## Exercise details
Render the stretch of the listing from its first line through the line containing "cell[interactable] bbox=[438, 378, 618, 395]", both included, as a JSON list of strings with one string per line and blank lines omitted.

## Provided records
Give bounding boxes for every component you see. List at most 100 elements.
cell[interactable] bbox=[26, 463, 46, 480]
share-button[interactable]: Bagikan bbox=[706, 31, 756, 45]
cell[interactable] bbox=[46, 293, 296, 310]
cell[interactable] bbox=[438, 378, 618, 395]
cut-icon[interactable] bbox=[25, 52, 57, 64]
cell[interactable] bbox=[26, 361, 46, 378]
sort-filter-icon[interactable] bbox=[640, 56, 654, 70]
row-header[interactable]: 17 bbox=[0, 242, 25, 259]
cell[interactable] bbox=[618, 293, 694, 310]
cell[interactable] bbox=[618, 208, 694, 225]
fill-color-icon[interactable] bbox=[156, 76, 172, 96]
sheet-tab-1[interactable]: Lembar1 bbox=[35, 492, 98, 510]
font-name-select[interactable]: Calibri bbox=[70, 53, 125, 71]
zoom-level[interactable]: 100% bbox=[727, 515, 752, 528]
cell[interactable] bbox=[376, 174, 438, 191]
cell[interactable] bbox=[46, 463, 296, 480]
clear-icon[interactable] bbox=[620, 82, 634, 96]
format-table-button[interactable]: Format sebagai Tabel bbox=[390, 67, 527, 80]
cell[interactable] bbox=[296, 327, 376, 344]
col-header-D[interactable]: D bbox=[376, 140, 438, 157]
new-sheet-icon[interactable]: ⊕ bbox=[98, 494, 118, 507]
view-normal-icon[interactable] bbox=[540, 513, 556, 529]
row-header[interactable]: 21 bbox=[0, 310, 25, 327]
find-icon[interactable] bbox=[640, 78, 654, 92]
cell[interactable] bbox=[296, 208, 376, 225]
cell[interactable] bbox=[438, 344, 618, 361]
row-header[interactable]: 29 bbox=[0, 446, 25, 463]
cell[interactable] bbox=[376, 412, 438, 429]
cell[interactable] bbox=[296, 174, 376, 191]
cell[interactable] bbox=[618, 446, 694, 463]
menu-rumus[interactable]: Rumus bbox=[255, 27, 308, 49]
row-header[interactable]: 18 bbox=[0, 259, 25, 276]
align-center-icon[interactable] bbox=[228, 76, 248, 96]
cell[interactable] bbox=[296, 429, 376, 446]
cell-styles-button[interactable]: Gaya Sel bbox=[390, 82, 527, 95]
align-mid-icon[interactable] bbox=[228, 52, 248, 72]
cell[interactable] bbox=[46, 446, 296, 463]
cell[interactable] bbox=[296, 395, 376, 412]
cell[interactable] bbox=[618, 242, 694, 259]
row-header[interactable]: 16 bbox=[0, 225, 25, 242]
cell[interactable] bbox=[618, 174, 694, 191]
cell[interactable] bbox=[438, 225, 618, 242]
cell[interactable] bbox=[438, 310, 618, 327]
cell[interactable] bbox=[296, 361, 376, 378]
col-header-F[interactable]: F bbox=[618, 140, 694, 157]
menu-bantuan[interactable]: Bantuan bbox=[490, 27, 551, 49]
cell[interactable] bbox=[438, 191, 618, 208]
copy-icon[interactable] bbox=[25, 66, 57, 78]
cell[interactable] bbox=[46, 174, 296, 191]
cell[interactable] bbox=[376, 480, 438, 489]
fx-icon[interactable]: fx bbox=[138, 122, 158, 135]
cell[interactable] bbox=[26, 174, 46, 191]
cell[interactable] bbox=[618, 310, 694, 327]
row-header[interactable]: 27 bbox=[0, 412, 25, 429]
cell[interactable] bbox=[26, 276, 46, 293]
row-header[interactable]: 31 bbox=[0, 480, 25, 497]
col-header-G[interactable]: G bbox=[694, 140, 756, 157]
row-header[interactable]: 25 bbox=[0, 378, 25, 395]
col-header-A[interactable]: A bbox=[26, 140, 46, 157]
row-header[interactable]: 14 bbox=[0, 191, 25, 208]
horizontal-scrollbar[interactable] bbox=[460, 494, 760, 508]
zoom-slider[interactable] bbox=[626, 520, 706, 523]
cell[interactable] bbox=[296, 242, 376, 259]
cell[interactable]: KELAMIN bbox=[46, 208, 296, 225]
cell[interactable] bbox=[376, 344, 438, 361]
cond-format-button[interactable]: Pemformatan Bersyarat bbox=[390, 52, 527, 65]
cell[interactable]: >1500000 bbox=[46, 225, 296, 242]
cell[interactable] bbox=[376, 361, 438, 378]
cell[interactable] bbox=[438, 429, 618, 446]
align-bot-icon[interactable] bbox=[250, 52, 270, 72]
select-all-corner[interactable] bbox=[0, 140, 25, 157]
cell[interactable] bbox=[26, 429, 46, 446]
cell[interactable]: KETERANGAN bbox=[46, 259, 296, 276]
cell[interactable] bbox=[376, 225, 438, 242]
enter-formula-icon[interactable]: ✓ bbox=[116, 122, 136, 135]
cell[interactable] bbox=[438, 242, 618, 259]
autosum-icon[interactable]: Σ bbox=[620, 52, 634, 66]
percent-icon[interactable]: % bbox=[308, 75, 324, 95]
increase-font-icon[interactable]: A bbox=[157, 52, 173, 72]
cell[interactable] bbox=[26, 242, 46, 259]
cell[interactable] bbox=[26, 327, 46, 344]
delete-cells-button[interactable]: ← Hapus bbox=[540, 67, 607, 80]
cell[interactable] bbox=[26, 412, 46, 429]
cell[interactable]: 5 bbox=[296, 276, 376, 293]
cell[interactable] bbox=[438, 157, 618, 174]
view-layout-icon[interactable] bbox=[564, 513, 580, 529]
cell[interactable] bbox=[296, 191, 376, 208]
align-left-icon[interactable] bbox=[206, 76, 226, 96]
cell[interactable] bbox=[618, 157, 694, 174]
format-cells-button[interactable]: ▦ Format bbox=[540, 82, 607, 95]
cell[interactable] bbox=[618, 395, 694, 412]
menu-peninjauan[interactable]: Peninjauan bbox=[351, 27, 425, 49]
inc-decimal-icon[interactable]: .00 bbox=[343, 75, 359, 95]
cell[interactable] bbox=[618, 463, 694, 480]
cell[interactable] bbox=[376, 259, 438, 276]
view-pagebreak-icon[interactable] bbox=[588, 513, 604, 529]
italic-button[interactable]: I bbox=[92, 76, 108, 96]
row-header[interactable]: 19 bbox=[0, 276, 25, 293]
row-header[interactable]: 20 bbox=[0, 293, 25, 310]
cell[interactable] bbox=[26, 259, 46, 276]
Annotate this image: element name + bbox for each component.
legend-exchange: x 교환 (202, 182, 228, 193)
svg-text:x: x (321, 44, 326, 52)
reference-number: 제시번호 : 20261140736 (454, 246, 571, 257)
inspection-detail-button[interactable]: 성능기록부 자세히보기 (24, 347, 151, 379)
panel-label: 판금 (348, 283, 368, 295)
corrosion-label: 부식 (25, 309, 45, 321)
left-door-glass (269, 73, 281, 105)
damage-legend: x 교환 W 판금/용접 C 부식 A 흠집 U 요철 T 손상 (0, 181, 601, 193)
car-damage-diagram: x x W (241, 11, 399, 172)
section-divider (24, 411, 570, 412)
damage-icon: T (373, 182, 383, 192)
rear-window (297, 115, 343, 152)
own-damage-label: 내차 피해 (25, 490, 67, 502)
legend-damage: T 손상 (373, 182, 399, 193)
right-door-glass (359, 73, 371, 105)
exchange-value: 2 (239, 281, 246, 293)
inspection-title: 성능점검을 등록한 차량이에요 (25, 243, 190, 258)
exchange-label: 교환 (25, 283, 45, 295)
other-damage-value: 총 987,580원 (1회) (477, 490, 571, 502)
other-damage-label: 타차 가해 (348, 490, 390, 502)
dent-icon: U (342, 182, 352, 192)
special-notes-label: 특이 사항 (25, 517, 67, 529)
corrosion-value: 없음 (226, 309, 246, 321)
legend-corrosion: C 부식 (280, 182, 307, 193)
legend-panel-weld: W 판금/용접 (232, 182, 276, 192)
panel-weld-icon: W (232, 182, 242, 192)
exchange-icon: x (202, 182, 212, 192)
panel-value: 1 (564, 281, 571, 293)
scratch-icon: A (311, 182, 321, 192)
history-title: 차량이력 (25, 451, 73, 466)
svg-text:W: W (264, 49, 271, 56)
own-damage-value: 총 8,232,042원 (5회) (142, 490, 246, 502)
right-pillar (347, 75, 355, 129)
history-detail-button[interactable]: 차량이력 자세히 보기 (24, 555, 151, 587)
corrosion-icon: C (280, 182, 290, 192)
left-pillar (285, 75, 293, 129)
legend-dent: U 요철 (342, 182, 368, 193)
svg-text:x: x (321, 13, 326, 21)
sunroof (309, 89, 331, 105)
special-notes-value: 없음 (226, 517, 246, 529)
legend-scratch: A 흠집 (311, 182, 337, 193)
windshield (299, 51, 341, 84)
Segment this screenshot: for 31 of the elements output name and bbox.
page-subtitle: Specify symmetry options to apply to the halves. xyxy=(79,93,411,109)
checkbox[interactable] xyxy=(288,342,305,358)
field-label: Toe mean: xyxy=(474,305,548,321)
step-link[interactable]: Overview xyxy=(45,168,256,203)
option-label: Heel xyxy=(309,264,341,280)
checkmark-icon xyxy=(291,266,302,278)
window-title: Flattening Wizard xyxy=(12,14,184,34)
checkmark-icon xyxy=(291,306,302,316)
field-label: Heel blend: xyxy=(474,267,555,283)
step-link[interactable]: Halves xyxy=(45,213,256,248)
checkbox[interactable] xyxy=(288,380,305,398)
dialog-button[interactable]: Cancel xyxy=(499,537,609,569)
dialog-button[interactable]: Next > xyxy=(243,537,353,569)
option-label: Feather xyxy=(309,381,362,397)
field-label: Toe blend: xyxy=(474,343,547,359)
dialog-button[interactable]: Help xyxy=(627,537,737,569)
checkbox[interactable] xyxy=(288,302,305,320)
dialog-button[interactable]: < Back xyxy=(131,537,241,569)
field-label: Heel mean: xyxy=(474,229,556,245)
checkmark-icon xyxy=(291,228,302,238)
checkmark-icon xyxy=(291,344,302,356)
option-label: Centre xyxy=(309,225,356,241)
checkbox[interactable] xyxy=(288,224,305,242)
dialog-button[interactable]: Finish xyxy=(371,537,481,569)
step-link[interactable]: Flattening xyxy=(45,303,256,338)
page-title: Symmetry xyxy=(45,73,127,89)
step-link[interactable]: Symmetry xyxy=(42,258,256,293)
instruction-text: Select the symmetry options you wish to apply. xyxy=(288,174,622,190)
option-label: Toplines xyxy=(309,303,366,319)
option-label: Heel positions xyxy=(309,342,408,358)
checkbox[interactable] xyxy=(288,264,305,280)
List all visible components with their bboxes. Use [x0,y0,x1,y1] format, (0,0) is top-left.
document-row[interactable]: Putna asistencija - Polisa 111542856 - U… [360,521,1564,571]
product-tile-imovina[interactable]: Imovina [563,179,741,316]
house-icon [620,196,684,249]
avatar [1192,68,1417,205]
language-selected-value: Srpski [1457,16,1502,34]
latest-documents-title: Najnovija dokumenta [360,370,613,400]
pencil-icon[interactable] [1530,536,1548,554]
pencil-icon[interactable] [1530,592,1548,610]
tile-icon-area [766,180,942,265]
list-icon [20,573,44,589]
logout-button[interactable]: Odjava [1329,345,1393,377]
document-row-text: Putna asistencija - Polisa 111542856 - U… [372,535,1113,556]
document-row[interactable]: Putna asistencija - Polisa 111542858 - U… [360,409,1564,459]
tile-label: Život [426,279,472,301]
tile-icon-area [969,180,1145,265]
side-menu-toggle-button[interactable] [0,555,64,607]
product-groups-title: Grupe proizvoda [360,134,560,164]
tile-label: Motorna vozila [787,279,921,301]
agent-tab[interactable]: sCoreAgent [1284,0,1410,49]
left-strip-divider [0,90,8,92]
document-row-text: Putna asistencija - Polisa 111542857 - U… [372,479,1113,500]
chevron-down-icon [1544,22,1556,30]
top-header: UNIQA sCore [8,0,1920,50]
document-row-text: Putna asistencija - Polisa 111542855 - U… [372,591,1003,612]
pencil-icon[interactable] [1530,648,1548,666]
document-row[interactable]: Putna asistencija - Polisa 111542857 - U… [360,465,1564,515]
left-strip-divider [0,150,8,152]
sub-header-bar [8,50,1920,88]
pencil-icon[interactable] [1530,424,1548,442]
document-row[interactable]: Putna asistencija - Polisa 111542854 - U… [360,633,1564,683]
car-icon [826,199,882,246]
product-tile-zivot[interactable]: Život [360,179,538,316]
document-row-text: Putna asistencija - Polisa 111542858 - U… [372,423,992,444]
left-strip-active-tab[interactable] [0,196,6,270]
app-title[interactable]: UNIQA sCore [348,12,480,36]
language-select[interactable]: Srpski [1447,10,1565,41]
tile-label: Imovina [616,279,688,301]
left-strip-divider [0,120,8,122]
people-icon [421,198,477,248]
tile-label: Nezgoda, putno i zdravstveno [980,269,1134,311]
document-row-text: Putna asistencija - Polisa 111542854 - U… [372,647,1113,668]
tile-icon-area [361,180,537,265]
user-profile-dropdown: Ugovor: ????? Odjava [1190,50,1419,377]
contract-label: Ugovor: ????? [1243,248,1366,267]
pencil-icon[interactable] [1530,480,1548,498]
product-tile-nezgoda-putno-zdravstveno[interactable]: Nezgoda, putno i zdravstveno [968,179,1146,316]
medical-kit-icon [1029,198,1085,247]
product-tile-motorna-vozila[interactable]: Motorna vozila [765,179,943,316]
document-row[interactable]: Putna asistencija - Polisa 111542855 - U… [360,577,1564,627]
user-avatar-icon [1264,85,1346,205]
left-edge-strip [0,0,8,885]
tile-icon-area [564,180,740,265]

## Task result
[
  "Give bounding boxes for every component you see. List at most 100 elements.",
  "cell[interactable] bbox=[26, 463, 46, 480]",
  "share-button[interactable]: Bagikan bbox=[706, 31, 756, 45]",
  "cell[interactable] bbox=[46, 293, 296, 310]",
  "cell[interactable] bbox=[438, 378, 618, 395]"
]